▸ **Provided entries**:
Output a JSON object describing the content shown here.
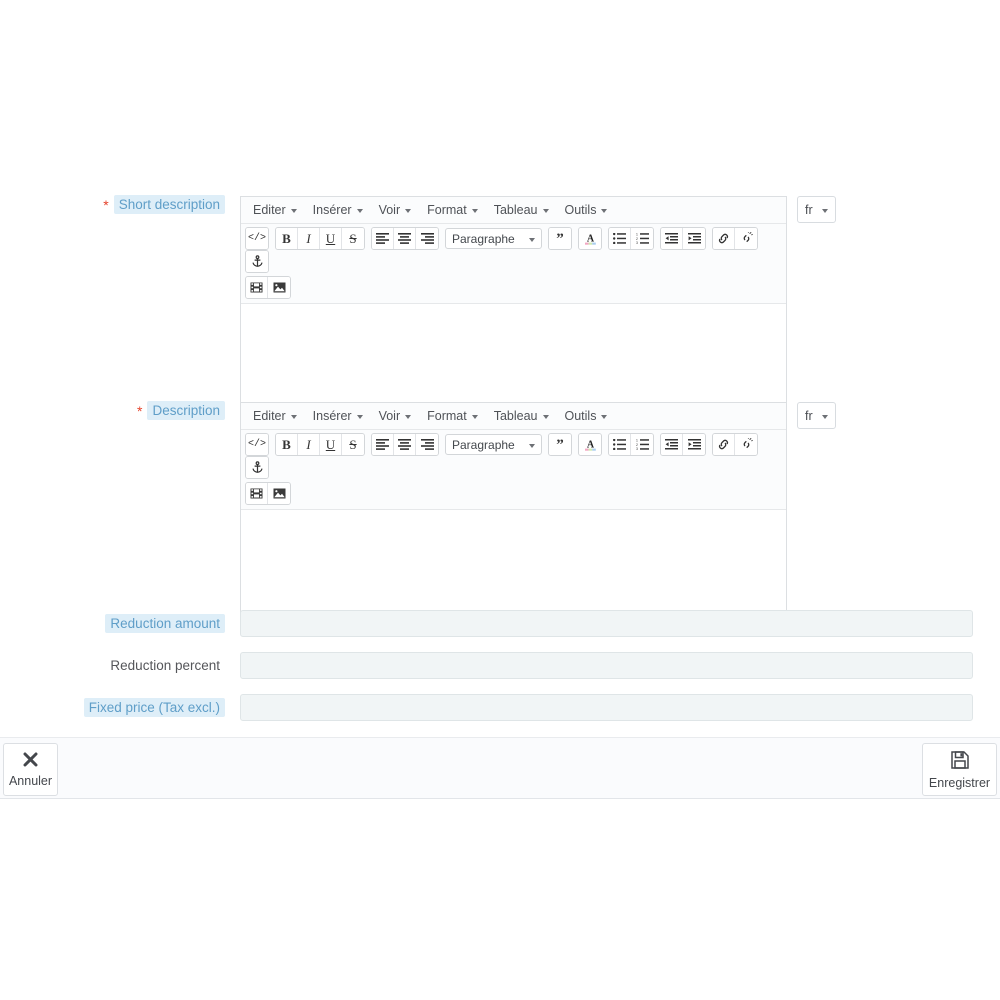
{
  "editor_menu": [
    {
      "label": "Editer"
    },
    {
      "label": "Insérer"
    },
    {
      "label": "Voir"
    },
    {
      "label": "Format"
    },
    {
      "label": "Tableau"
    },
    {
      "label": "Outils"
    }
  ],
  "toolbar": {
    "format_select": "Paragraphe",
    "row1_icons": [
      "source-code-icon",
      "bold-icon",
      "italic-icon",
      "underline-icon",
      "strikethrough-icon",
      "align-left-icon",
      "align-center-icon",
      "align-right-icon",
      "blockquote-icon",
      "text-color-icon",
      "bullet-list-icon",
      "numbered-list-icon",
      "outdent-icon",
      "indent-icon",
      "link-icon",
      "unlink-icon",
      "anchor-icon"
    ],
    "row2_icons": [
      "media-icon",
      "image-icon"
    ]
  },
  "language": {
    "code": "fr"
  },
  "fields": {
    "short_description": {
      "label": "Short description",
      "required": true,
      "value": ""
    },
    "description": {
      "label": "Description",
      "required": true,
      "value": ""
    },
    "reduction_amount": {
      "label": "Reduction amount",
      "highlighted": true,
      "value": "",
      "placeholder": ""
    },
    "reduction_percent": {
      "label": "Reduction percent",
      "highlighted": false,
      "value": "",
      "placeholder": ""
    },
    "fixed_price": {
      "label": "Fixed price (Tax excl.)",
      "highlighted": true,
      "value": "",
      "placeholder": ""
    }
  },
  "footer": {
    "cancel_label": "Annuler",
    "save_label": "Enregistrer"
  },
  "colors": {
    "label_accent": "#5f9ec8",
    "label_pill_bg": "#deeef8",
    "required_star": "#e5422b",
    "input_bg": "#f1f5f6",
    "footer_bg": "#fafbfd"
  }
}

▸ **What this task involves**:
Are you able to set down all the lines above exactly, without any pictures?

▸ **Answer to this exercise**:
Output a JSON object describing the content shown here.
{
  "editor_menu": [
    {
      "label": "Editer"
    },
    {
      "label": "Insérer"
    },
    {
      "label": "Voir"
    },
    {
      "label": "Format"
    },
    {
      "label": "Tableau"
    },
    {
      "label": "Outils"
    }
  ],
  "toolbar": {
    "format_select": "Paragraphe",
    "row1_icons": [
      "source-code-icon",
      "bold-icon",
      "italic-icon",
      "underline-icon",
      "strikethrough-icon",
      "align-left-icon",
      "align-center-icon",
      "align-right-icon",
      "blockquote-icon",
      "text-color-icon",
      "bullet-list-icon",
      "numbered-list-icon",
      "outdent-icon",
      "indent-icon",
      "link-icon",
      "unlink-icon",
      "anchor-icon"
    ],
    "row2_icons": [
      "media-icon",
      "image-icon"
    ]
  },
  "language": {
    "code": "fr"
  },
  "fields": {
    "short_description": {
      "label": "Short description",
      "required": true,
      "value": ""
    },
    "description": {
      "label": "Description",
      "required": true,
      "value": ""
    },
    "reduction_amount": {
      "label": "Reduction amount",
      "highlighted": true,
      "value": "",
      "placeholder": ""
    },
    "reduction_percent": {
      "label": "Reduction percent",
      "highlighted": false,
      "value": "",
      "placeholder": ""
    },
    "fixed_price": {
      "label": "Fixed price (Tax excl.)",
      "highlighted": true,
      "value": "",
      "placeholder": ""
    }
  },
  "footer": {
    "cancel_label": "Annuler",
    "save_label": "Enregistrer"
  },
  "colors": {
    "label_accent": "#5f9ec8",
    "label_pill_bg": "#deeef8",
    "required_star": "#e5422b",
    "input_bg": "#f1f5f6",
    "footer_bg": "#fafbfd"
  }
}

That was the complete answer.